## BEGIN Input data

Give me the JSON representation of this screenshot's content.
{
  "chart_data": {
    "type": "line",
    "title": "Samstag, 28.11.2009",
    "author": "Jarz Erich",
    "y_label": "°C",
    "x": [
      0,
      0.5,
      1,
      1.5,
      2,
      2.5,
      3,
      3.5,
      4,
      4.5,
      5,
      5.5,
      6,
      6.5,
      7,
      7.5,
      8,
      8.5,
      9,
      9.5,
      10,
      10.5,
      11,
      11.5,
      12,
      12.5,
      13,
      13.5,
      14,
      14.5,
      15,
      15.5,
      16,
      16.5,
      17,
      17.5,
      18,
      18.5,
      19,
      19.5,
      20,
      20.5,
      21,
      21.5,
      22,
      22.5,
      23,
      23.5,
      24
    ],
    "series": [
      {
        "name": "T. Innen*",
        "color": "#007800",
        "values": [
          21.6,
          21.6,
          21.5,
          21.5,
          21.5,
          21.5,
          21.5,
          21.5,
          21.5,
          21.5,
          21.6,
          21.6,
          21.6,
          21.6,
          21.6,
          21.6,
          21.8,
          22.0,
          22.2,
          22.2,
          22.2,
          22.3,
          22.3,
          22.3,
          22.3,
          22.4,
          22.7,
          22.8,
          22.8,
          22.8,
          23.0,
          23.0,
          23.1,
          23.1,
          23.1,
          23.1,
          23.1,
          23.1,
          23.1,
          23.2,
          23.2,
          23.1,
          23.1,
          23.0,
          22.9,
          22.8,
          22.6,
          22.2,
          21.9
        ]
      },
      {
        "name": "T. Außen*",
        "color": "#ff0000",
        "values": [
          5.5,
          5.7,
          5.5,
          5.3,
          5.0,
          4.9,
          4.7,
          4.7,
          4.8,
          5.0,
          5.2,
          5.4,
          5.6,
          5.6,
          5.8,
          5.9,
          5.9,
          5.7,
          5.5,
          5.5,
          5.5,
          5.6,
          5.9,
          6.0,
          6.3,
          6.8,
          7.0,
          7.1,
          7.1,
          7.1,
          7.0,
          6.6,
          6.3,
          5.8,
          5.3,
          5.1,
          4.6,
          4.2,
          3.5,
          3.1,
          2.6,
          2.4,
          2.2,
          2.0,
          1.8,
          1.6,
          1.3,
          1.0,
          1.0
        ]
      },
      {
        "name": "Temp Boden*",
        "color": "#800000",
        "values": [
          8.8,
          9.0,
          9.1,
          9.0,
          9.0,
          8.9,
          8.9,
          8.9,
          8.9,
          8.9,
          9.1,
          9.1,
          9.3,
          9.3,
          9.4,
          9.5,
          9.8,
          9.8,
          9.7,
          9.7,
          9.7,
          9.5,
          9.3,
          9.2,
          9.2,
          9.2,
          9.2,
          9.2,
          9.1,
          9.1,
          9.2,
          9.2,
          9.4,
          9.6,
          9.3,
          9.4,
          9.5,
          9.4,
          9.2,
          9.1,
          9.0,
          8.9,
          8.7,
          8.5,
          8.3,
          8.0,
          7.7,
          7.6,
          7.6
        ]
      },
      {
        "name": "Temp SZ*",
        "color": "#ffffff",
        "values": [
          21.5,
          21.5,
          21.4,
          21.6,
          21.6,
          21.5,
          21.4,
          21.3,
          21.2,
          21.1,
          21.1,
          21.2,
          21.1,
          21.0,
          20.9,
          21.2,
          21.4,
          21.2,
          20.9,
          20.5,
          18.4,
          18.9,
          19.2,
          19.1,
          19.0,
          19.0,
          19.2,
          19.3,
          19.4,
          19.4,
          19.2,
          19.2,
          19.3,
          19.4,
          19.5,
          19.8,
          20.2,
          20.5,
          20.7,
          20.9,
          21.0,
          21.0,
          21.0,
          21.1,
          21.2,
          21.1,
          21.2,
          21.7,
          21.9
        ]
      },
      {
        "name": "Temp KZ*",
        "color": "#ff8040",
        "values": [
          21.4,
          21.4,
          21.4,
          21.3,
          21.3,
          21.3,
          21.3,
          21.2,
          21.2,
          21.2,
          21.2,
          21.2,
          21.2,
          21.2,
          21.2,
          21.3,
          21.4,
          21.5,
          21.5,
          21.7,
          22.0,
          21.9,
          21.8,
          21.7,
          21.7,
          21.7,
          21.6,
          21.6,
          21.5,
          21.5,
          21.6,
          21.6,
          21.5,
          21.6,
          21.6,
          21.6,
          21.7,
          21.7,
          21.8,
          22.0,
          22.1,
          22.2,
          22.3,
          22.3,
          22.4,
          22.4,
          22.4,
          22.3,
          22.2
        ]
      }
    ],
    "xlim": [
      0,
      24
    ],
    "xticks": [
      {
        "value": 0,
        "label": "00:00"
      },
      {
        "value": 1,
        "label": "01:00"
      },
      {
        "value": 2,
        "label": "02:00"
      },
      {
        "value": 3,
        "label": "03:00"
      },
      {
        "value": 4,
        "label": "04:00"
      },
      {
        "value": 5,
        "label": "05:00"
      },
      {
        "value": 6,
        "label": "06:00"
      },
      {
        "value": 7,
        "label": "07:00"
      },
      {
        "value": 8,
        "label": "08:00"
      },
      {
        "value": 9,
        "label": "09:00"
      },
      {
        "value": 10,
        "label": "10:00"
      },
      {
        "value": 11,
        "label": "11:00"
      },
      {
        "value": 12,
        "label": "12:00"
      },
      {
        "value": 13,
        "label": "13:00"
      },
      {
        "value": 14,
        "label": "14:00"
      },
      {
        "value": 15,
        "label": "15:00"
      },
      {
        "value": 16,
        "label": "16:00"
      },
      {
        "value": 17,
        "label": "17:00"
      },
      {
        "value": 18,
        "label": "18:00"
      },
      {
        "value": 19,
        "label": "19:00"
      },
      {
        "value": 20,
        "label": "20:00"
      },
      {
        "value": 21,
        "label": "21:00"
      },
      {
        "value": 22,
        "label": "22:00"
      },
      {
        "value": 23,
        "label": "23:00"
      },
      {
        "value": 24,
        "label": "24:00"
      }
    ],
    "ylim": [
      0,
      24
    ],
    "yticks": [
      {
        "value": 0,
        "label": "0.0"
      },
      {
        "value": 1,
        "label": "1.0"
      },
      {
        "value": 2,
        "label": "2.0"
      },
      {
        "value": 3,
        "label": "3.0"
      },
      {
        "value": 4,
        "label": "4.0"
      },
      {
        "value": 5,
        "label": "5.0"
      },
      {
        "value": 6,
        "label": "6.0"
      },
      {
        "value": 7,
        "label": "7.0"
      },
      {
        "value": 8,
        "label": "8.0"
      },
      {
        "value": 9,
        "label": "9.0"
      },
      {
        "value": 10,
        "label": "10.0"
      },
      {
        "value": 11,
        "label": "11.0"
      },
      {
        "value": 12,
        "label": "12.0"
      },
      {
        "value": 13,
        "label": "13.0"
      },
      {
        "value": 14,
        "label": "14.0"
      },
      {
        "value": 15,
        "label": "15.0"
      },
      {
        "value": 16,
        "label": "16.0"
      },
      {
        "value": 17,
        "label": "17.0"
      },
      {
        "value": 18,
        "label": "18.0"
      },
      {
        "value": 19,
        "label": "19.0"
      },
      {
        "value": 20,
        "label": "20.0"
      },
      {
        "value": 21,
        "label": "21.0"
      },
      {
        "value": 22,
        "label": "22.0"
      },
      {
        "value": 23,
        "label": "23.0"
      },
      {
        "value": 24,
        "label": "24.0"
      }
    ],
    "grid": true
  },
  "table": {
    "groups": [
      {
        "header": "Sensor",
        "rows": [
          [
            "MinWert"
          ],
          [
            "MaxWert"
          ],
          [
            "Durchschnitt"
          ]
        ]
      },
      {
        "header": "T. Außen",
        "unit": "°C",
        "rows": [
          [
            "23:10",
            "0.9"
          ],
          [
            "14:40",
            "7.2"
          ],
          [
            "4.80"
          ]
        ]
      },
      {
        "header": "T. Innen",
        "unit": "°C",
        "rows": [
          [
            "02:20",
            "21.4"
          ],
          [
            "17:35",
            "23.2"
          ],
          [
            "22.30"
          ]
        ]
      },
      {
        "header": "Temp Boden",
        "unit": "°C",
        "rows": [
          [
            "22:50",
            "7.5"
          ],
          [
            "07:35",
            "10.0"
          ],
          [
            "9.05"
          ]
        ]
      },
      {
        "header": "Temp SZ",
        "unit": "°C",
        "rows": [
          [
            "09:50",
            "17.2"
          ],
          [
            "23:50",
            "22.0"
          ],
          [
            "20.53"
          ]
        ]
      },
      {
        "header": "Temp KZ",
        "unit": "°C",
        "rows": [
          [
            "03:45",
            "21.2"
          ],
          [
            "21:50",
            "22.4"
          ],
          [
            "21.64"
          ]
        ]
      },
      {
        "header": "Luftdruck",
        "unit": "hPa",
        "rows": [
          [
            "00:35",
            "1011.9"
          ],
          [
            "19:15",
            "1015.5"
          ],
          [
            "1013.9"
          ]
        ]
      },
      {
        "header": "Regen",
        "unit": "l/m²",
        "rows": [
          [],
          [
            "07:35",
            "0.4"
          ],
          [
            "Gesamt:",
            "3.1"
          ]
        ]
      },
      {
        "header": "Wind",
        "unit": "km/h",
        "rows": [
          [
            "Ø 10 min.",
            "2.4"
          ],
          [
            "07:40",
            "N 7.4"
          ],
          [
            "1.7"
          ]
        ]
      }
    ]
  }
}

## END Input data

Where a line holds the string "Temp", copy that line.

        "name": "Temp Boden*",
        "name": "Temp SZ*",
        "name": "Temp KZ*",
        "header": "Temp Boden",
        "header": "Temp SZ",
        "header": "Temp KZ",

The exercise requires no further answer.